-- Start Excerpt provided --
Perception is reality on Wall Street and conventional wisdom continues to dictate that this is an overt positive (it is not).


Good morning and welcome back to the summer shack. With August options six feet below, it's time to get set for a freaky new show. Last week was a clean sleep for the bovine bunch as they took "less inflationary data" as validation of Boom Boom's policy and confirmation that the rate hike cycle is in the rear-view mirror. Perception is reality on Wall Street and conventional wisdom continues to dictate that this is an overt positive (it is not). Follow-through and follow-up will be the task at hand for the Matador Crowd and that is our focus du jour as we open the door.

As Minyans know, I slipped two legs in my metaphorical bear costume on Thursday with a wary eye on the commodity complex. The thought process, while somewhat simplified and likely early, was born from a watchful eye on the CRB as it broke the 200-day moving average and probed the trendline that's been in place since early 2002. I've been viewing the global financial machination through an "asset class deflation vs. dollar devaluation" lens where commodities and equities equally benefited from the rising tide of the post-bubble liquidity spigot (at the expense of the dollar).

The "stop level" I implemented was BKX 114, which would be an all-time high for the money center banks. I did this for two reasons--First, because fresh acne by the financials would bode well for the broader tape (as go the piggies, so goes the poke) and second, from a "tracking risk" perspective, much of my bet is predicated in this complex. There is, of course, the question of the catalyst itself, particularly as the commodities bounce in the pre-market action. The rally could indeed continue, my friends, which is why I'm keeping close tabs on the dollar (-65 bips today), our tells and, of course, my defined risk.

A few Random Thoughts to get our party started right...

  • If Boo was looking for a few flies last week, he could potentially point to the lack of volume (which may simply be seasonal) and the expiration influence (which may have been a 'draw' to S&P 1300).

  • Following the (we're) fine print of the weekend press, some early Monday upside follow-through could occur as traders detox from their expiration hangover (and square their derivative positions). Turnaournd Tuesday looms large but we'll cross the bridge over the river "why" in 24 short hours.

  • If you missed last Thursday's Buzz, it's worth a gander as we drilled into the potentially premature deflation discussion. We always aim to provide both sides of any discussion and with perception ("less inflation is good!") and reality ("deflation would be really bad!"). A slight cognitive step away from each other, we would rather paint the picture before you appraise the art of our weird science.

  • Along those lines, and as I've got mad respect for both Succo and Scotto, I wanna share a Buzz that John scribed on Friday. It's food for thought when juxtaposed against sightings of Goldilocks and proclamations of upside innocence.
-- End Excerpt provided --
-- Start Dataset section --
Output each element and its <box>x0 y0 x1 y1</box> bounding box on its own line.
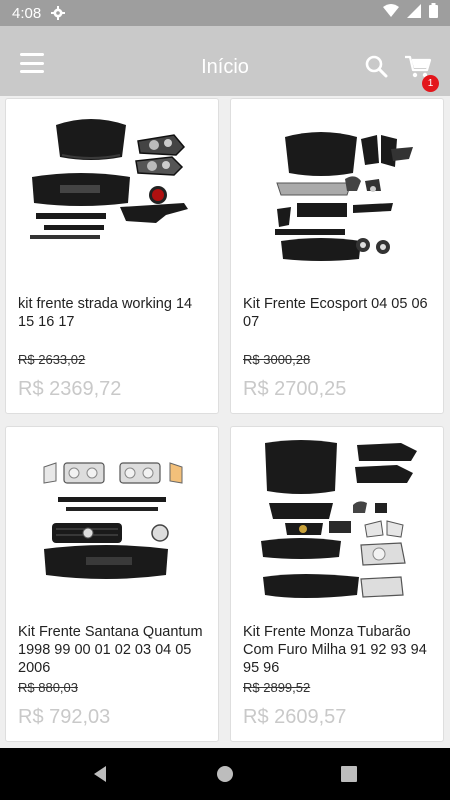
-- End Dataset section --
Tasks to carry out »
a. Revise the passage of the market commentary starting at "A few Random" and ending at "to S&P 1300).", substituting "options-expiry effect" for "expiration influence".
b. Extend the morning market commentary with new text that follows on from its final sentence.

Responses to the tasks »
a.
A few Random Thoughts to get our party started right...

  • If Boo was looking for a few flies last week, he could potentially point to the lack of volume (which may simply be seasonal) and the options-expiry effect (which may have been a 'draw' to S&P 1300).

b.
Is this really what "strong and stable" means? - John Succo, Friday, August 18th. 1:33 PM

As Minyans head into the weekend after hearing President Bush tell us that the economy is strong and stable, Scott and I put this list together to summarize the real situation:

1) The yield curve is in inversion (as
Bennett pointed out this morning). The six month 10 year curve is 33 basis points inverted (it reached 55 basis points in 2000).

2) Real money (confirmed by the declining money stock) is in free-fall declining another $65 billion last week. This indicates the velocity of money continues to slow.

3) The Fed just paused concerned with economic activity.

4) Small cap stocks continue to underperform large cap stocks. In addition, mortgage sensitive stocks have plummeted, indicating that the engine driving 70% of past economic growth is sputtering.

5) We are now seeing sector rotation out of transportation stocks into utility stocks.

6) Commodity stocks and energy stocks (especially drillers and not so much integrated companies that hedge oil prices) have performed poorly lately.

7) Conference board leading indicators suggesting 7-10 months until GDP contraction.

8) Housing inventory growing and prices declining.

9) Corporate spreads beginning to widen.

10) Negative personal savings rate worsening; profit margins six year high due to cost cutting; stubbornly high cap utilization rates despite supposedly high GDP.

Gospel? No. Jazz? No. Blue Grass? No. But certainly something to "see" as sexy sirens surround the Street. This conversation may be entirely premature (wouldn't be the first time in the 'Ville) but we would rather Minyans see all sides of the risk spectrum before making bets with hard earned coin. Many thanks for sharing your Monday with us and we'll catch you on the other side of the Buzz & Banter as we figure it out in real-time.

Good luck today!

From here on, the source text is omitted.